- [DATA LISTING]
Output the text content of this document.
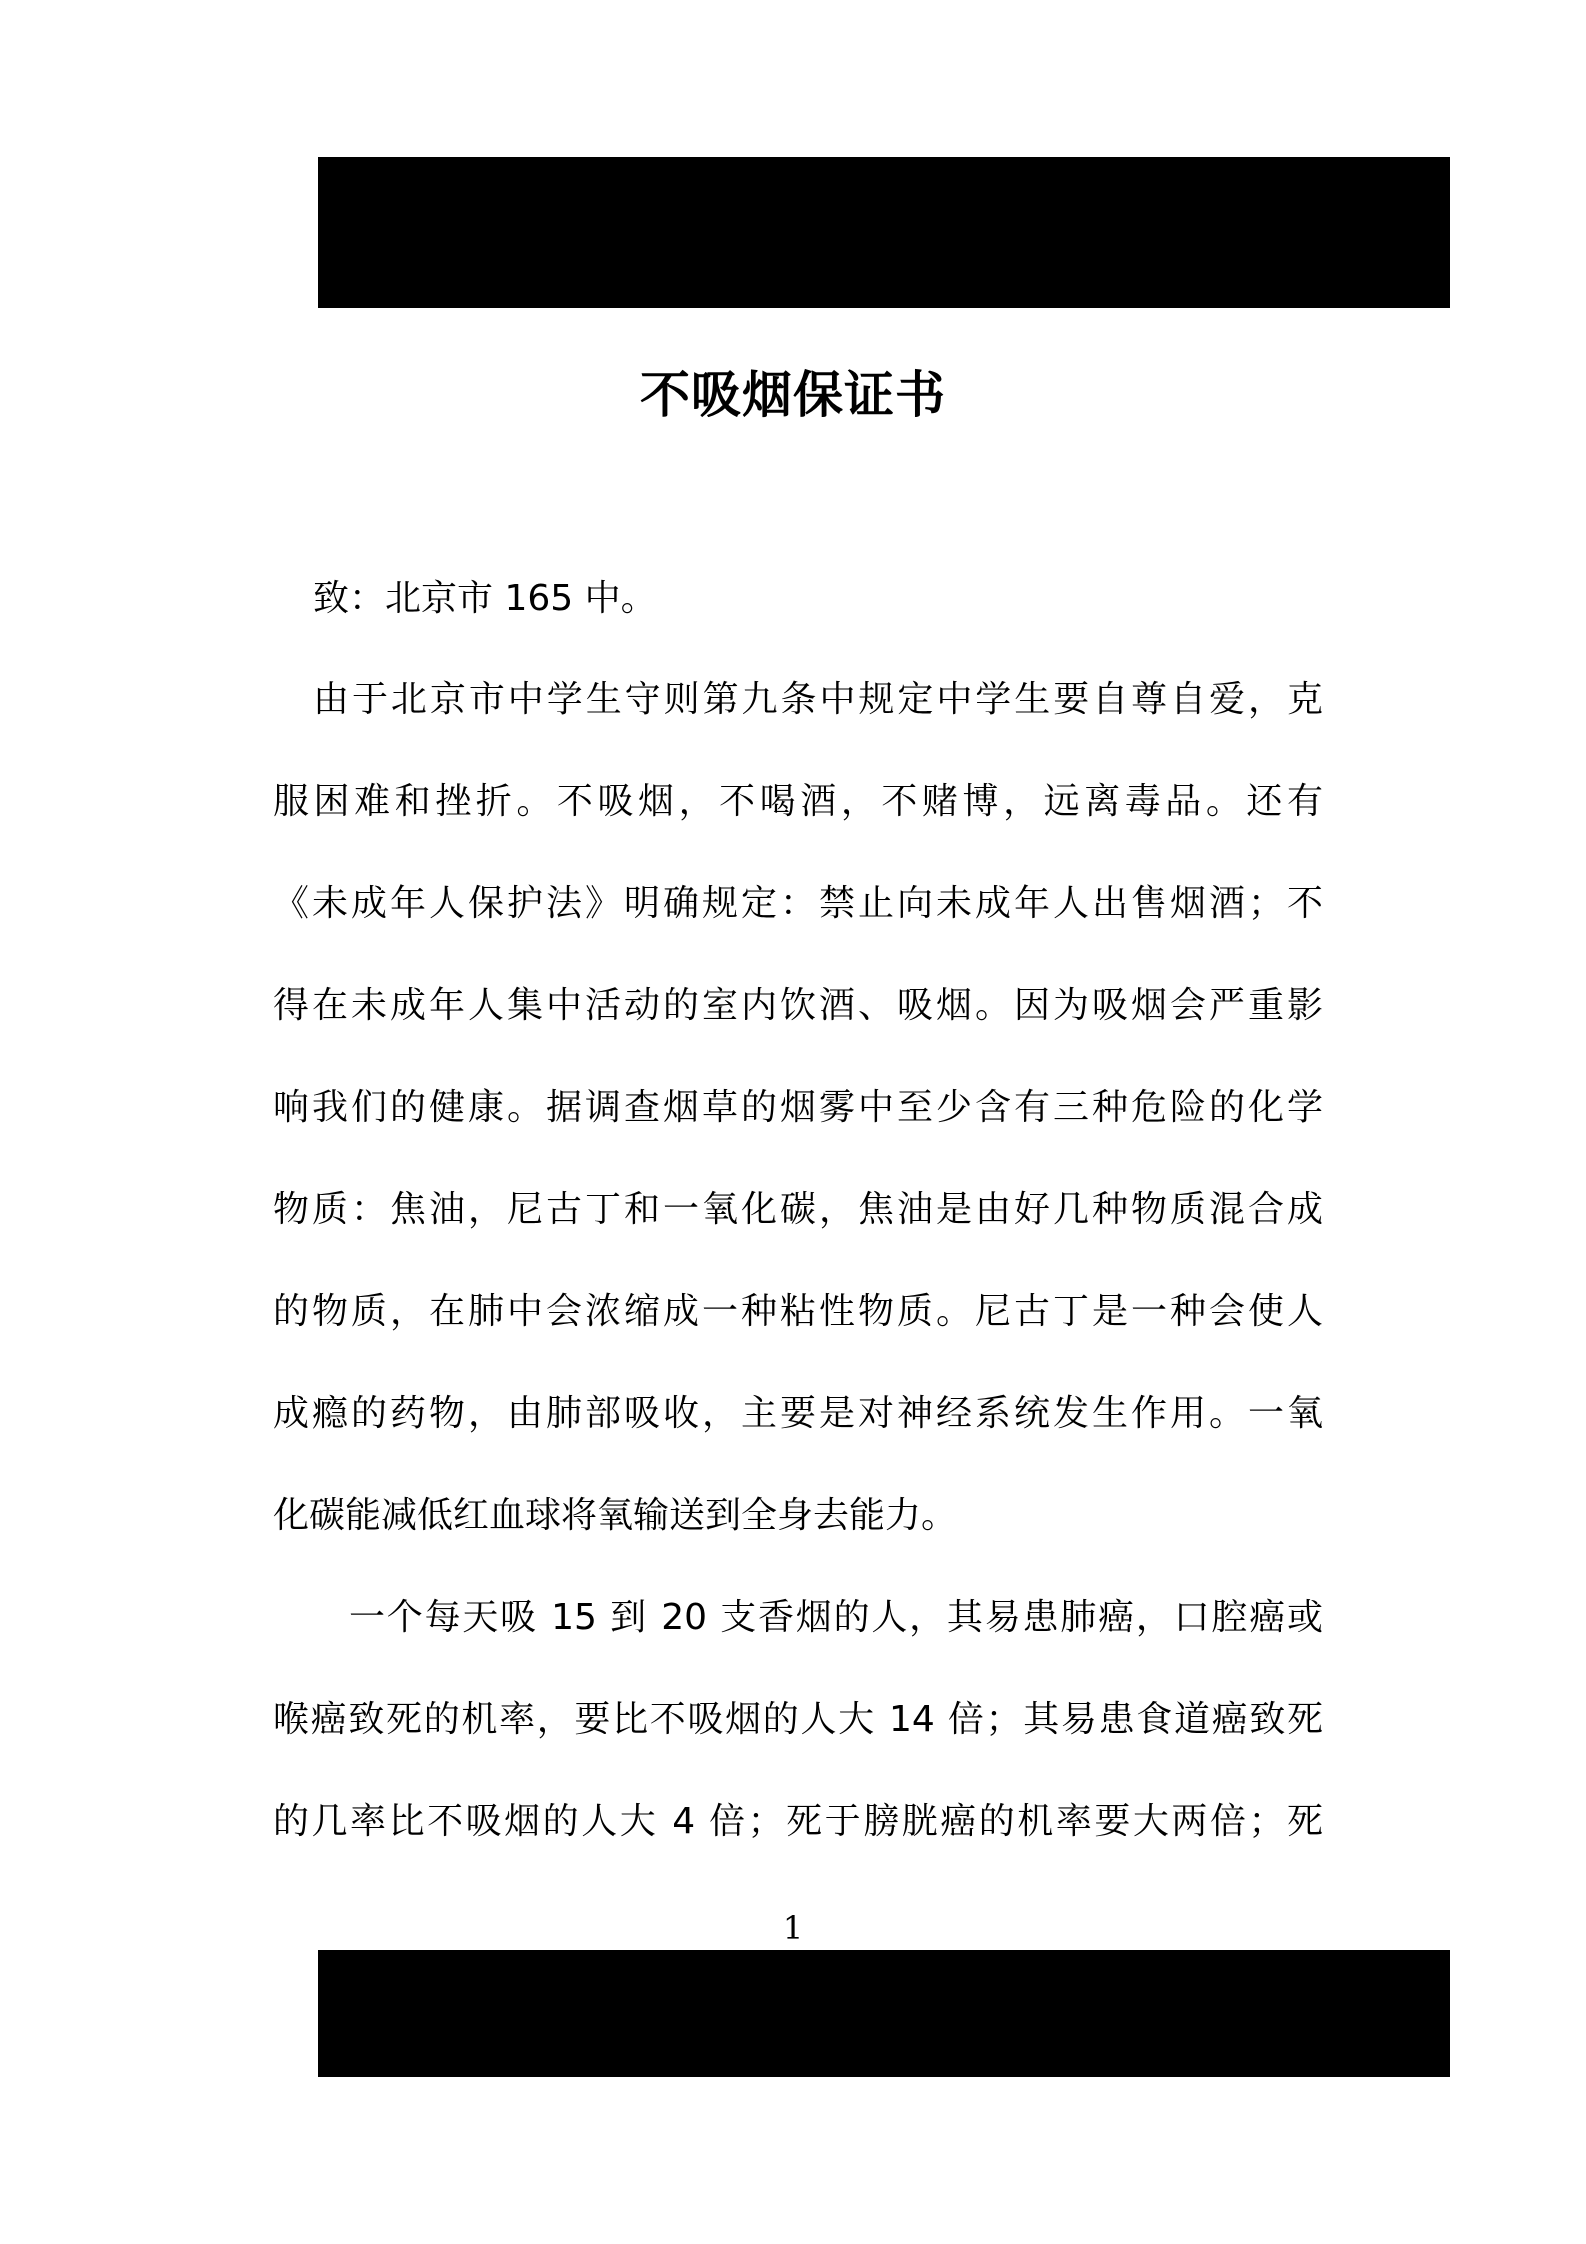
不吸烟保证书
致：北京市 165 中。
由于北京市中学生守则第九条中规定中学生要自尊自爱，克
服困难和挫折。不吸烟，不喝酒，不赌博，远离毒品。还有
《未成年人保护法》明确规定：禁止向未成年人出售烟酒；不
得在未成年人集中活动的室内饮酒、吸烟。因为吸烟会严重影
响我们的健康。据调查烟草的烟雾中至少含有三种危险的化学
物质：焦油，尼古丁和一氧化碳，焦油是由好几种物质混合成
的物质，在肺中会浓缩成一种粘性物质。尼古丁是一种会使人
成瘾的药物，由肺部吸收，主要是对神经系统发生作用。一氧
化碳能减低红血球将氧输送到全身去能力。
一个每天吸 15 到 20 支香烟的人，其易患肺癌，口腔癌或
喉癌致死的机率，要比不吸烟的人大 14 倍；其易患食道癌致死
的几率比不吸烟的人大 4 倍；死于膀胱癌的机率要大两倍；死
1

- [TASK INSTRUCTIONS]
Quote the data exactly, leaving every image out of the copy.

- [THE REPLY]
Output the text content of this document.
不吸烟保证书
致：北京市 165 中。
由于北京市中学生守则第九条中规定中学生要自尊自爱，克
服困难和挫折。不吸烟，不喝酒，不赌博，远离毒品。还有
《未成年人保护法》明确规定：禁止向未成年人出售烟酒；不
得在未成年人集中活动的室内饮酒、吸烟。因为吸烟会严重影
响我们的健康。据调查烟草的烟雾中至少含有三种危险的化学
物质：焦油，尼古丁和一氧化碳，焦油是由好几种物质混合成
的物质，在肺中会浓缩成一种粘性物质。尼古丁是一种会使人
成瘾的药物，由肺部吸收，主要是对神经系统发生作用。一氧
化碳能减低红血球将氧输送到全身去能力。
一个每天吸 15 到 20 支香烟的人，其易患肺癌，口腔癌或
喉癌致死的机率，要比不吸烟的人大 14 倍；其易患食道癌致死
的几率比不吸烟的人大 4 倍；死于膀胱癌的机率要大两倍；死
1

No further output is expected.